§ **PAGE TEXT**:
********

I read this article on the Daily Mail a few days ago, and while it didn’t immediately sink in, an obvious thought resonated in my brain as I pondered the article more fully. In the article an Arizona couple struggled to conceive their first-born child. And so when their daughter was born in 2010 they named her after the Egyptian Goddess of Fertility, Isis. I’m sure you can see where this is going. Little did they know five years ago that their daughter would share a name with a terror organization.
Tragically, Isis was diagnosed at age five with a rare neurological disease, Rett Syndrome. This diagnosis came around at a time when she and her parents were already beginning to be harassed because of the girl’s familiar moniker. Her parents, in order to raise social awareness about her disease, printed bumper stickers with #TeamIsis emblazoned on them.
SOURCE: CIARA MARTINEZ
According to the parents and various media sources, the stickers didn’t go over too well. The harassment intensified, as drivers acted aggressively towards them, trying to force them off the road, and giving them the finger. According to the Daily Mail article, one of their friends whose car sports the #TeamIsis sticker was investigated for terrorism by the FBI… all over a sticker raising awareness for Rett Syndrome. Harassment has also come from the Twitter world, as #TeamIsis gets (understandably) confused with the Islamic State. Even their doctors and specialists advised the parents to change Isis’ name.
Sigh.
Thankfully, they’re sticking to their guns. Changing Isis’ name is out of the question! And I applaud them for this decision.
But my daughter’s name is beautiful, and she’s not the only one called Isis. It is an old name that has a beautiful meaning.
We are not going to change her name over this. We know what it means and so do so many other people.
It’s the Islamic State, not ISIS
Before you criticize me for hypocrisy for calling the group ISIS in previous posts, here’s my preemptive rebuttal.

********

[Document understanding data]
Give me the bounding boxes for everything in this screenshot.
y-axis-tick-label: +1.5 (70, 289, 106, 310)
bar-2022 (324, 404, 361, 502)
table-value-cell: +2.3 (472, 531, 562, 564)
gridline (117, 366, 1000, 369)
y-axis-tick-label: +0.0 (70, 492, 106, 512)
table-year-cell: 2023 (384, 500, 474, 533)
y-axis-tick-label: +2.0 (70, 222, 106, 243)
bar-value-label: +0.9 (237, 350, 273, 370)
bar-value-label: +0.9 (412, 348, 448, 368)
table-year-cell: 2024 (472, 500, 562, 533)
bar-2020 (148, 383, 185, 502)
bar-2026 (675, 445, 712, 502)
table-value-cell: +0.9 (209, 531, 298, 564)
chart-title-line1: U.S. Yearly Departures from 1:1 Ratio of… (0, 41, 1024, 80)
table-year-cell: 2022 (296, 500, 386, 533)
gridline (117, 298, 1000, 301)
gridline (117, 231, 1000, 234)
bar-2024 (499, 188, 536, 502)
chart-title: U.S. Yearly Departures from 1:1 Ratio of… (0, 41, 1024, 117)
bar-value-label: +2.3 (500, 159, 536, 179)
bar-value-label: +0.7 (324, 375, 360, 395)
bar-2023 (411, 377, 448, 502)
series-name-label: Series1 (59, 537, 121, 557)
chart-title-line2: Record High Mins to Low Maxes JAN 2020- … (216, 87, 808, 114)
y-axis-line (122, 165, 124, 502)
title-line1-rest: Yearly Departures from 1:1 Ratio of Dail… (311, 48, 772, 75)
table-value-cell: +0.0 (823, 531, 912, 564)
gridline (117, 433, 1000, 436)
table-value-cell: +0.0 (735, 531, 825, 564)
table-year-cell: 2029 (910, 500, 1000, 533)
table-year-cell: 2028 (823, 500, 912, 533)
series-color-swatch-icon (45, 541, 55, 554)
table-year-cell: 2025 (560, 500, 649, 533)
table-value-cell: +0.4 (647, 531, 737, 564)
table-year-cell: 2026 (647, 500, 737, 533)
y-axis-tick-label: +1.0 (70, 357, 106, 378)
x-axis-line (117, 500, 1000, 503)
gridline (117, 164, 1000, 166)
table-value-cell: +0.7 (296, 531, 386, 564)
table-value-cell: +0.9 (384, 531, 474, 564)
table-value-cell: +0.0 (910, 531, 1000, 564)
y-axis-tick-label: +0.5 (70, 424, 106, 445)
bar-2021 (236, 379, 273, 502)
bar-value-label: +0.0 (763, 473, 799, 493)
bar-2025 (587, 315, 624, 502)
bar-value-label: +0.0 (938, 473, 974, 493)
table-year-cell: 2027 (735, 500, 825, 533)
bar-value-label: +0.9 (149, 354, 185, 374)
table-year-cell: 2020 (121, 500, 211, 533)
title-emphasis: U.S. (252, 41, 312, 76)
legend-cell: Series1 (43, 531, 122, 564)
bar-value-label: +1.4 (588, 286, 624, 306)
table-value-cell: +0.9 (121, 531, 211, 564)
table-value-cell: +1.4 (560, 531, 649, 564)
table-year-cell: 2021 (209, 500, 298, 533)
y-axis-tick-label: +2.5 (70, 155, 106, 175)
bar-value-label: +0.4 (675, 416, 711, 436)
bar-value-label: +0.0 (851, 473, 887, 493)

********

§ **DESCRIPTION OF THE TASK**:
Copy out the entire post about the girl named Isis above, word for word.

§ **OUTPUT OF THE EXERCISE**:
I read this article on the Daily Mail a few days ago, and while it didn’t immediately sink in, an obvious thought resonated in my brain as I pondered the article more fully. In the article an Arizona couple struggled to conceive their first-born child. And so when their daughter was born in 2010 they named her after the Egyptian Goddess of Fertility, Isis. I’m sure you can see where this is going. Little did they know five years ago that their daughter would share a name with a terror organization.
Tragically, Isis was diagnosed at age five with a rare neurological disease, Rett Syndrome. This diagnosis came around at a time when she and her parents were already beginning to be harassed because of the girl’s familiar moniker. Her parents, in order to raise social awareness about her disease, printed bumper stickers with #TeamIsis emblazoned on them.
SOURCE: CIARA MARTINEZ
According to the parents and various media sources, the stickers didn’t go over too well. The harassment intensified, as drivers acted aggressively towards them, trying to force them off the road, and giving them the finger. According to the Daily Mail article, one of their friends whose car sports the #TeamIsis sticker was investigated for terrorism by the FBI… all over a sticker raising awareness for Rett Syndrome. Harassment has also come from the Twitter world, as #TeamIsis gets (understandably) confused with the Islamic State. Even their doctors and specialists advised the parents to change Isis’ name.
Sigh.
Thankfully, they’re sticking to their guns. Changing Isis’ name is out of the question! And I applaud them for this decision.
But my daughter’s name is beautiful, and she’s not the only one called Isis. It is an old name that has a beautiful meaning.
We are not going to change her name over this. We know what it means and so do so many other people.
It’s the Islamic State, not ISIS
Before you criticize me for hypocrisy for calling the group ISIS in previous posts, here’s my preemptive rebuttal.